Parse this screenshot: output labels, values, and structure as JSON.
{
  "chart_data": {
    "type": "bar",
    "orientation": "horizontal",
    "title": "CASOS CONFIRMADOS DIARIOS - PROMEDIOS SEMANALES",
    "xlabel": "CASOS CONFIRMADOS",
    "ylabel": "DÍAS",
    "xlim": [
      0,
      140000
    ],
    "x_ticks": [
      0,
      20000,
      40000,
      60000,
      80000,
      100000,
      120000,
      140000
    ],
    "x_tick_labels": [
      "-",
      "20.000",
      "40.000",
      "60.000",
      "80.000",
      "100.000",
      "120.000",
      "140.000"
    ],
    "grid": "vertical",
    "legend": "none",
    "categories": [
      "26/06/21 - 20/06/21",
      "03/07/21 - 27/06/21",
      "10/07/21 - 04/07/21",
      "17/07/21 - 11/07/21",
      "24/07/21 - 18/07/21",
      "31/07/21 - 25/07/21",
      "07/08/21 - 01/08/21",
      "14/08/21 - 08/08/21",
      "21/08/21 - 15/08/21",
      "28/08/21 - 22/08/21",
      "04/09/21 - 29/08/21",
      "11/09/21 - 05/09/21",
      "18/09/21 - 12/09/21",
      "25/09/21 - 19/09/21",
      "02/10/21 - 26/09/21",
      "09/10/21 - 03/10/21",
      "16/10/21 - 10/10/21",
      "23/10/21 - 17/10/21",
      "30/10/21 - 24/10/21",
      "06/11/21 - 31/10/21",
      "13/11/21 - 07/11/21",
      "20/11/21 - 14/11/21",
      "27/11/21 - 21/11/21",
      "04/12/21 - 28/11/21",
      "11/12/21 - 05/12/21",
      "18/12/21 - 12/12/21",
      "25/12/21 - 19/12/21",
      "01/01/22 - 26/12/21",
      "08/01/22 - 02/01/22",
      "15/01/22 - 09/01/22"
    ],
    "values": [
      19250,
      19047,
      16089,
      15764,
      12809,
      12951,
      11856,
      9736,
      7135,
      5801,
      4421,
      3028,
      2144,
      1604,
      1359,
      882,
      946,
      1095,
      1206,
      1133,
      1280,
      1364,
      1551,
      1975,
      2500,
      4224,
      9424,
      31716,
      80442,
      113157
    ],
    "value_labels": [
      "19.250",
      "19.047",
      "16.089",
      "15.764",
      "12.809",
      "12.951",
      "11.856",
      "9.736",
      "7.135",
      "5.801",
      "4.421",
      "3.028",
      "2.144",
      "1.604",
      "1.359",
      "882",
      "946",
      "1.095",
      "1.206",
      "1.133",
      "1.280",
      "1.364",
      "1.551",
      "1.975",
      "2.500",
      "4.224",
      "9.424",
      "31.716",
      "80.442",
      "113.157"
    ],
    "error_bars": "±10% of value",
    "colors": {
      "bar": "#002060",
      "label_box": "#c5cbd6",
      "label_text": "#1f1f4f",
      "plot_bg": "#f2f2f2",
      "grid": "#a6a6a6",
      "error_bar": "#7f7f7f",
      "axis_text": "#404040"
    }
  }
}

• What you need to do: Quote the data in full, keeping each word unchanged.

• Exercise response:
Parse this screenshot: output labels, values, and structure as JSON.
{
  "chart_data": {
    "type": "bar",
    "orientation": "horizontal",
    "title": "CASOS CONFIRMADOS DIARIOS - PROMEDIOS SEMANALES",
    "xlabel": "CASOS CONFIRMADOS",
    "ylabel": "DÍAS",
    "xlim": [
      0,
      140000
    ],
    "x_ticks": [
      0,
      20000,
      40000,
      60000,
      80000,
      100000,
      120000,
      140000
    ],
    "x_tick_labels": [
      "-",
      "20.000",
      "40.000",
      "60.000",
      "80.000",
      "100.000",
      "120.000",
      "140.000"
    ],
    "grid": "vertical",
    "legend": "none",
    "categories": [
      "26/06/21 - 20/06/21",
      "03/07/21 - 27/06/21",
      "10/07/21 - 04/07/21",
      "17/07/21 - 11/07/21",
      "24/07/21 - 18/07/21",
      "31/07/21 - 25/07/21",
      "07/08/21 - 01/08/21",
      "14/08/21 - 08/08/21",
      "21/08/21 - 15/08/21",
      "28/08/21 - 22/08/21",
      "04/09/21 - 29/08/21",
      "11/09/21 - 05/09/21",
      "18/09/21 - 12/09/21",
      "25/09/21 - 19/09/21",
      "02/10/21 - 26/09/21",
      "09/10/21 - 03/10/21",
      "16/10/21 - 10/10/21",
      "23/10/21 - 17/10/21",
      "30/10/21 - 24/10/21",
      "06/11/21 - 31/10/21",
      "13/11/21 - 07/11/21",
      "20/11/21 - 14/11/21",
      "27/11/21 - 21/11/21",
      "04/12/21 - 28/11/21",
      "11/12/21 - 05/12/21",
      "18/12/21 - 12/12/21",
      "25/12/21 - 19/12/21",
      "01/01/22 - 26/12/21",
      "08/01/22 - 02/01/22",
      "15/01/22 - 09/01/22"
    ],
    "values": [
      19250,
      19047,
      16089,
      15764,
      12809,
      12951,
      11856,
      9736,
      7135,
      5801,
      4421,
      3028,
      2144,
      1604,
      1359,
      882,
      946,
      1095,
      1206,
      1133,
      1280,
      1364,
      1551,
      1975,
      2500,
      4224,
      9424,
      31716,
      80442,
      113157
    ],
    "value_labels": [
      "19.250",
      "19.047",
      "16.089",
      "15.764",
      "12.809",
      "12.951",
      "11.856",
      "9.736",
      "7.135",
      "5.801",
      "4.421",
      "3.028",
      "2.144",
      "1.604",
      "1.359",
      "882",
      "946",
      "1.095",
      "1.206",
      "1.133",
      "1.280",
      "1.364",
      "1.551",
      "1.975",
      "2.500",
      "4.224",
      "9.424",
      "31.716",
      "80.442",
      "113.157"
    ],
    "error_bars": "±10% of value",
    "colors": {
      "bar": "#002060",
      "label_box": "#c5cbd6",
      "label_text": "#1f1f4f",
      "plot_bg": "#f2f2f2",
      "grid": "#a6a6a6",
      "error_bar": "#7f7f7f",
      "axis_text": "#404040"
    }
  }
}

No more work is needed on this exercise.